►

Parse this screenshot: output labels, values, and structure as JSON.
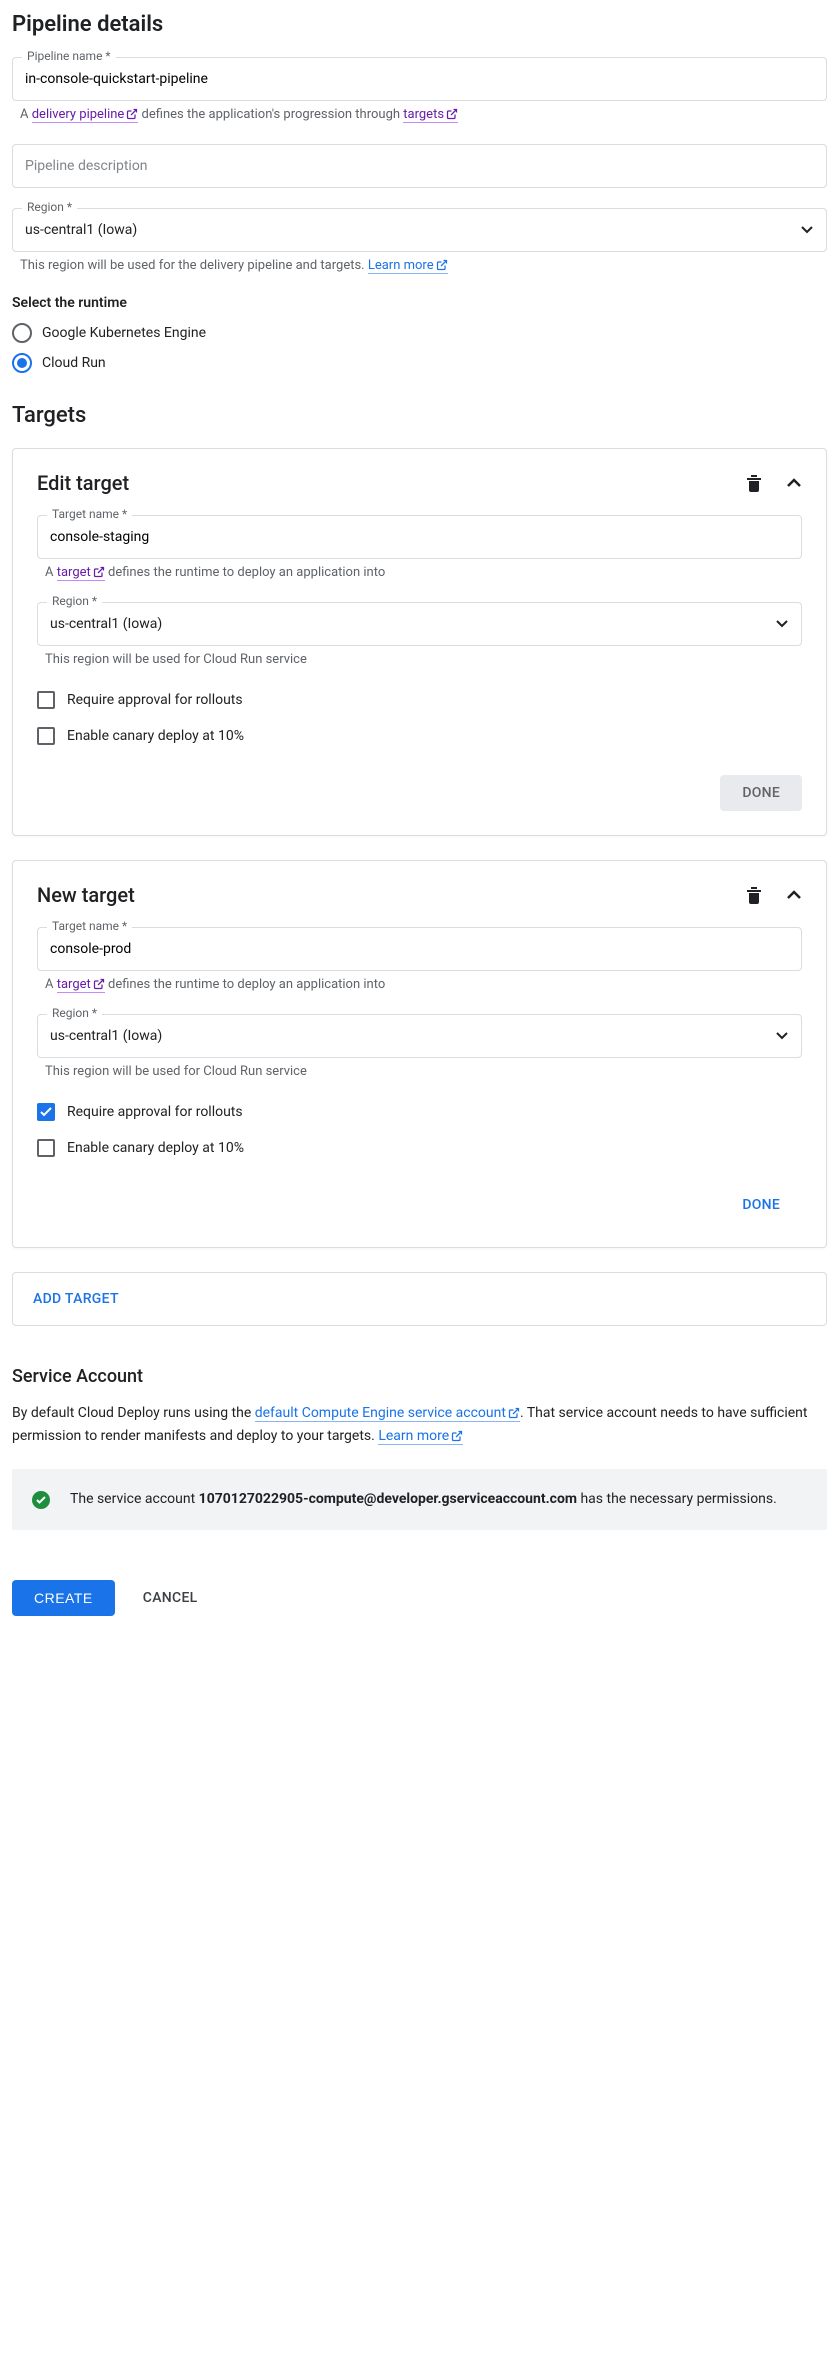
{
  "header": {
    "title": "Pipeline details"
  },
  "pipelineName": {
    "label": "Pipeline name *",
    "value": "in-console-quickstart-pipeline"
  },
  "pipelineHelper": {
    "prefix": "A ",
    "link1": "delivery pipeline",
    "mid": " defines the application's progression through ",
    "link2": "targets"
  },
  "pipelineDescription": {
    "placeholder": "Pipeline description"
  },
  "region": {
    "label": "Region *",
    "value": "us-central1 (Iowa)",
    "helperPrefix": "This region will be used for the delivery pipeline and targets. ",
    "helperLink": "Learn more"
  },
  "runtime": {
    "heading": "Select the runtime",
    "options": [
      {
        "label": "Google Kubernetes Engine",
        "selected": false
      },
      {
        "label": "Cloud Run",
        "selected": true
      }
    ]
  },
  "targetsHeading": "Targets",
  "targets": [
    {
      "cardTitle": "Edit target",
      "nameLabel": "Target name *",
      "nameValue": "console-staging",
      "helperPrefix": "A ",
      "helperLink": "target",
      "helperSuffix": " defines the runtime to deploy an application into",
      "regionLabel": "Region *",
      "regionValue": "us-central1 (Iowa)",
      "regionHelper": "This region will be used for Cloud Run service",
      "requireApproval": {
        "label": "Require approval for rollouts",
        "checked": false
      },
      "enableCanary": {
        "label": "Enable canary deploy at 10%",
        "checked": false
      },
      "doneLabel": "DONE",
      "doneDisabled": true
    },
    {
      "cardTitle": "New target",
      "nameLabel": "Target name *",
      "nameValue": "console-prod",
      "helperPrefix": "A ",
      "helperLink": "target",
      "helperSuffix": " defines the runtime to deploy an application into",
      "regionLabel": "Region *",
      "regionValue": "us-central1 (Iowa)",
      "regionHelper": "This region will be used for Cloud Run service",
      "requireApproval": {
        "label": "Require approval for rollouts",
        "checked": true
      },
      "enableCanary": {
        "label": "Enable canary deploy at 10%",
        "checked": false
      },
      "doneLabel": "DONE",
      "doneDisabled": false
    }
  ],
  "addTargetLabel": "ADD TARGET",
  "serviceAccount": {
    "heading": "Service Account",
    "textPrefix": "By default Cloud Deploy runs using the ",
    "link1": "default Compute Engine service account",
    "textMid": ". That service account needs to have sufficient permission to render manifests and deploy to your targets. ",
    "link2": "Learn more",
    "infoPrefix": "The service account ",
    "infoEmail": "1070127022905-compute@developer.gserviceaccount.com",
    "infoSuffix": " has the necessary permissions."
  },
  "footer": {
    "create": "CREATE",
    "cancel": "CANCEL"
  }
}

◄

## STATED PROBLEM
Print out the lines exactly, skipping any picture.

## THE SOLUTION
Parse this screenshot: output labels, values, and structure as JSON.
{
  "header": {
    "title": "Pipeline details"
  },
  "pipelineName": {
    "label": "Pipeline name *",
    "value": "in-console-quickstart-pipeline"
  },
  "pipelineHelper": {
    "prefix": "A ",
    "link1": "delivery pipeline",
    "mid": " defines the application's progression through ",
    "link2": "targets"
  },
  "pipelineDescription": {
    "placeholder": "Pipeline description"
  },
  "region": {
    "label": "Region *",
    "value": "us-central1 (Iowa)",
    "helperPrefix": "This region will be used for the delivery pipeline and targets. ",
    "helperLink": "Learn more"
  },
  "runtime": {
    "heading": "Select the runtime",
    "options": [
      {
        "label": "Google Kubernetes Engine",
        "selected": false
      },
      {
        "label": "Cloud Run",
        "selected": true
      }
    ]
  },
  "targetsHeading": "Targets",
  "targets": [
    {
      "cardTitle": "Edit target",
      "nameLabel": "Target name *",
      "nameValue": "console-staging",
      "helperPrefix": "A ",
      "helperLink": "target",
      "helperSuffix": " defines the runtime to deploy an application into",
      "regionLabel": "Region *",
      "regionValue": "us-central1 (Iowa)",
      "regionHelper": "This region will be used for Cloud Run service",
      "requireApproval": {
        "label": "Require approval for rollouts",
        "checked": false
      },
      "enableCanary": {
        "label": "Enable canary deploy at 10%",
        "checked": false
      },
      "doneLabel": "DONE",
      "doneDisabled": true
    },
    {
      "cardTitle": "New target",
      "nameLabel": "Target name *",
      "nameValue": "console-prod",
      "helperPrefix": "A ",
      "helperLink": "target",
      "helperSuffix": " defines the runtime to deploy an application into",
      "regionLabel": "Region *",
      "regionValue": "us-central1 (Iowa)",
      "regionHelper": "This region will be used for Cloud Run service",
      "requireApproval": {
        "label": "Require approval for rollouts",
        "checked": true
      },
      "enableCanary": {
        "label": "Enable canary deploy at 10%",
        "checked": false
      },
      "doneLabel": "DONE",
      "doneDisabled": false
    }
  ],
  "addTargetLabel": "ADD TARGET",
  "serviceAccount": {
    "heading": "Service Account",
    "textPrefix": "By default Cloud Deploy runs using the ",
    "link1": "default Compute Engine service account",
    "textMid": ". That service account needs to have sufficient permission to render manifests and deploy to your targets. ",
    "link2": "Learn more",
    "infoPrefix": "The service account ",
    "infoEmail": "1070127022905-compute@developer.gserviceaccount.com",
    "infoSuffix": " has the necessary permissions."
  },
  "footer": {
    "create": "CREATE",
    "cancel": "CANCEL"
  }
}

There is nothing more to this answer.